-- BEGIN Data for this task --

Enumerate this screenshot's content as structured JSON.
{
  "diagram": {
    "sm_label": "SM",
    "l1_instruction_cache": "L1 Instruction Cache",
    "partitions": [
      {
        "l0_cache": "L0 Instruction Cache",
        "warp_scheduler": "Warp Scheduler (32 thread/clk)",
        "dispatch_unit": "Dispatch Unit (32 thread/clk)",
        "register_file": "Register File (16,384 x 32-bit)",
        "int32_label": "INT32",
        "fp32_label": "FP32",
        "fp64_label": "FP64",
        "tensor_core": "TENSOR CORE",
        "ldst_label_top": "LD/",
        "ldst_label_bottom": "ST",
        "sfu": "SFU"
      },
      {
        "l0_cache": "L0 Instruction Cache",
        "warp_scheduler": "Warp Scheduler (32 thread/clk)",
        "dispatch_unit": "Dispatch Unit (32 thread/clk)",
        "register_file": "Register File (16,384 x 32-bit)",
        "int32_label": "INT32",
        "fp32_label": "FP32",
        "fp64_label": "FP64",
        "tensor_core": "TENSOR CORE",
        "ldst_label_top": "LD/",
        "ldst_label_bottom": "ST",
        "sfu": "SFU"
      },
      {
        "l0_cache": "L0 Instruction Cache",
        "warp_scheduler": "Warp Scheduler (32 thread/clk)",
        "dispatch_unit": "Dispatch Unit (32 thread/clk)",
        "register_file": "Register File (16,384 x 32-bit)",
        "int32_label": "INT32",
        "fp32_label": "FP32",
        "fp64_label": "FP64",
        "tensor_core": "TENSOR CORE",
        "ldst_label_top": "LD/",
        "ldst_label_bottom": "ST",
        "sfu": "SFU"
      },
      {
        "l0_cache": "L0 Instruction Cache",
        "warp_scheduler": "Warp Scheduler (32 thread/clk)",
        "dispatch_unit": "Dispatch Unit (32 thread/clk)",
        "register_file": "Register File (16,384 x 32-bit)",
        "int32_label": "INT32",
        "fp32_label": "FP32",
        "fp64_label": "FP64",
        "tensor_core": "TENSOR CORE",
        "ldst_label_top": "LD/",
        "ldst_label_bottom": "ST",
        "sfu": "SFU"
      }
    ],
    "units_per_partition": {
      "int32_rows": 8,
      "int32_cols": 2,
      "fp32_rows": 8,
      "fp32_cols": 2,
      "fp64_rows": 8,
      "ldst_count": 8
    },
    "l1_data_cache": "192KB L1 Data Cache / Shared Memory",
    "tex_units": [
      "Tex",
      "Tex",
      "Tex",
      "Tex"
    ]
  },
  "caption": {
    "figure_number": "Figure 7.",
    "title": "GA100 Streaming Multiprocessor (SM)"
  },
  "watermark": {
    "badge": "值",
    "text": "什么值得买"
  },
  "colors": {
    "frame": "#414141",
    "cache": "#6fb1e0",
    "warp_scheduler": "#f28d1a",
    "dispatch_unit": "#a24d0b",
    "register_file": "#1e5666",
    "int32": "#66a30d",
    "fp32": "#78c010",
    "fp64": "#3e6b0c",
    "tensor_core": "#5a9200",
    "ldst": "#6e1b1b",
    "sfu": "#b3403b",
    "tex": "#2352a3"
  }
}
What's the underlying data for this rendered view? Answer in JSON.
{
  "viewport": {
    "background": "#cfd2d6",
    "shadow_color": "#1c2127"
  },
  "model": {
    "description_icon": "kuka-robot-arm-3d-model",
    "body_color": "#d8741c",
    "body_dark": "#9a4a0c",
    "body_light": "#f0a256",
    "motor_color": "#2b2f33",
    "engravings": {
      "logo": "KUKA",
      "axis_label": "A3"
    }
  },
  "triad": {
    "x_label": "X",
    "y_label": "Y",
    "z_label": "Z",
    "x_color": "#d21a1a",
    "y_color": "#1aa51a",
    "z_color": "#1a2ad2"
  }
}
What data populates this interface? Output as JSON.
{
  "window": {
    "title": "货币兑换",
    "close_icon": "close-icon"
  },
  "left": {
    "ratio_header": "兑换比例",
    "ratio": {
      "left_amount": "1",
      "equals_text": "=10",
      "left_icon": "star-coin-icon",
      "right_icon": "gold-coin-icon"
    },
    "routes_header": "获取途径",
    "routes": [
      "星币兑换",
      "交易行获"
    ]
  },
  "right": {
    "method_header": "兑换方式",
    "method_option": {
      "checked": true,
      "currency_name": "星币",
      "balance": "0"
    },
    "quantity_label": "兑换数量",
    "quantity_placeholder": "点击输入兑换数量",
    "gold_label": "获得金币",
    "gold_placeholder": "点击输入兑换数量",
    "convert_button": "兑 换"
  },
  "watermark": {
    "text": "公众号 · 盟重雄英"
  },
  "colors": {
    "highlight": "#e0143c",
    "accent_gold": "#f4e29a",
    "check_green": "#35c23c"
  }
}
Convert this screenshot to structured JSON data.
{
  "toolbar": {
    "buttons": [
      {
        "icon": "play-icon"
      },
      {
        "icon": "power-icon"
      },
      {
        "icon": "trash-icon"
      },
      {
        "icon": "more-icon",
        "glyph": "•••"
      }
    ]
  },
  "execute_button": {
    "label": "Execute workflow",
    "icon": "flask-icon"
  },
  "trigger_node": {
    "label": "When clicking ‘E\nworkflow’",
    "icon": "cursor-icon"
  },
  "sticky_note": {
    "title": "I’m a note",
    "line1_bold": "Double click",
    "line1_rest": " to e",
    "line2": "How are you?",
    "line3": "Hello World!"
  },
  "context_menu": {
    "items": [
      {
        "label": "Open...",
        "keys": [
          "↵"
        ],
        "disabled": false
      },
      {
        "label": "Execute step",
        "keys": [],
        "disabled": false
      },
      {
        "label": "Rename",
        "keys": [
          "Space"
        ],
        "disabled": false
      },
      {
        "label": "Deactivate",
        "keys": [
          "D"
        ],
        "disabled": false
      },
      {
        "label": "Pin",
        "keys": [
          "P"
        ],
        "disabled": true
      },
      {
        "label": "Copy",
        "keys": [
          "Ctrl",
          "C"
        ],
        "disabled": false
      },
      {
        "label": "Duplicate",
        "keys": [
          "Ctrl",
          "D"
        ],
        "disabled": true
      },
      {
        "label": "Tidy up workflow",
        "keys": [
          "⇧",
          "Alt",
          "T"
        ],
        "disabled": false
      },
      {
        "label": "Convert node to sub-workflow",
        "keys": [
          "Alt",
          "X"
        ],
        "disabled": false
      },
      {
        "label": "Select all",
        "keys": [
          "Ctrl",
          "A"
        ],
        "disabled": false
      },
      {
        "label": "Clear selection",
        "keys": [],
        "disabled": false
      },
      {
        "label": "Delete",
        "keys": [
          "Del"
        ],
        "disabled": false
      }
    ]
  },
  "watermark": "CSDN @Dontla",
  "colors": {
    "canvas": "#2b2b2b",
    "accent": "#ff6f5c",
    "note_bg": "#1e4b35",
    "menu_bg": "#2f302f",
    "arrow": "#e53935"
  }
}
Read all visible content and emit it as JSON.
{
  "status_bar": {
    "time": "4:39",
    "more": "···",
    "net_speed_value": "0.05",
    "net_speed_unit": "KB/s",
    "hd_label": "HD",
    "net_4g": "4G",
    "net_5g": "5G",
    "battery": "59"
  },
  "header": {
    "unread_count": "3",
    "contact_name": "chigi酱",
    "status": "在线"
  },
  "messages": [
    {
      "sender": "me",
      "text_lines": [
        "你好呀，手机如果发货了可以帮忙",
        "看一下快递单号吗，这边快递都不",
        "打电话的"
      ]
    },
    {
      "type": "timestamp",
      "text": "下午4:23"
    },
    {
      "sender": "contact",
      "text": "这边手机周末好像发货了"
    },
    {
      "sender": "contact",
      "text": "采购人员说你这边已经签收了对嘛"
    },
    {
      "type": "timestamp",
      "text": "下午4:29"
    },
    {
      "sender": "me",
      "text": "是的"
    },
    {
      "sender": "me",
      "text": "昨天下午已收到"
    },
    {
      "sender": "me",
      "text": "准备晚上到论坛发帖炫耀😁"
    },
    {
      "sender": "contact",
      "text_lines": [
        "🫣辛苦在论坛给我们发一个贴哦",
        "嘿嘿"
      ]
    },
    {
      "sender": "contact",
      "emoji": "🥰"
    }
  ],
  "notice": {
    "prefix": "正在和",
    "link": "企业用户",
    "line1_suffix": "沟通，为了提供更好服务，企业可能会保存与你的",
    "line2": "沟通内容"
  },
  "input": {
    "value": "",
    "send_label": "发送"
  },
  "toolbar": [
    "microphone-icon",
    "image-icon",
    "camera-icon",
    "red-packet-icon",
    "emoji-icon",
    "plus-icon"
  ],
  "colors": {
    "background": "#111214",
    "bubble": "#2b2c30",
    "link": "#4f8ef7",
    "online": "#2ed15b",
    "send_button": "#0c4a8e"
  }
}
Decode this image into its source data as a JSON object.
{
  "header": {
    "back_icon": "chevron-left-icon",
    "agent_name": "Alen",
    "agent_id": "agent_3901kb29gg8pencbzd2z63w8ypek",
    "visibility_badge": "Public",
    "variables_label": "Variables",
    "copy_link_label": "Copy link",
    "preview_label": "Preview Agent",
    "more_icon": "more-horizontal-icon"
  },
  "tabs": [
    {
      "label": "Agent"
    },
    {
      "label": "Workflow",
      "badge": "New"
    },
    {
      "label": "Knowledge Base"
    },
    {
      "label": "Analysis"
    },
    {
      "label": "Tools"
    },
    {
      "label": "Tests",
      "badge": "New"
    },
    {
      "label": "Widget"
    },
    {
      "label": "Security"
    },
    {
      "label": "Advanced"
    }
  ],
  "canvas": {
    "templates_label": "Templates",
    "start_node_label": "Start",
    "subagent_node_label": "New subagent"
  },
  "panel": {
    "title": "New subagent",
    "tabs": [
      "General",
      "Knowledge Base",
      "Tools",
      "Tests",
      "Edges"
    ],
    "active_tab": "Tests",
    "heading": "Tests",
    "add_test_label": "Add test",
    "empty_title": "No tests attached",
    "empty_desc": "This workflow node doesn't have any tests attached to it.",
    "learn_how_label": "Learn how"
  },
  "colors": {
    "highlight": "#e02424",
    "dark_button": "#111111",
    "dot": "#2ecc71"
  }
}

-- END Data for this task --

=== Problem statement ===
In the lines above, locate the string "Base". Copy every line where it occurs.

=== Task answer ===
      "label": "Knowledge Base"
      "Knowledge Base",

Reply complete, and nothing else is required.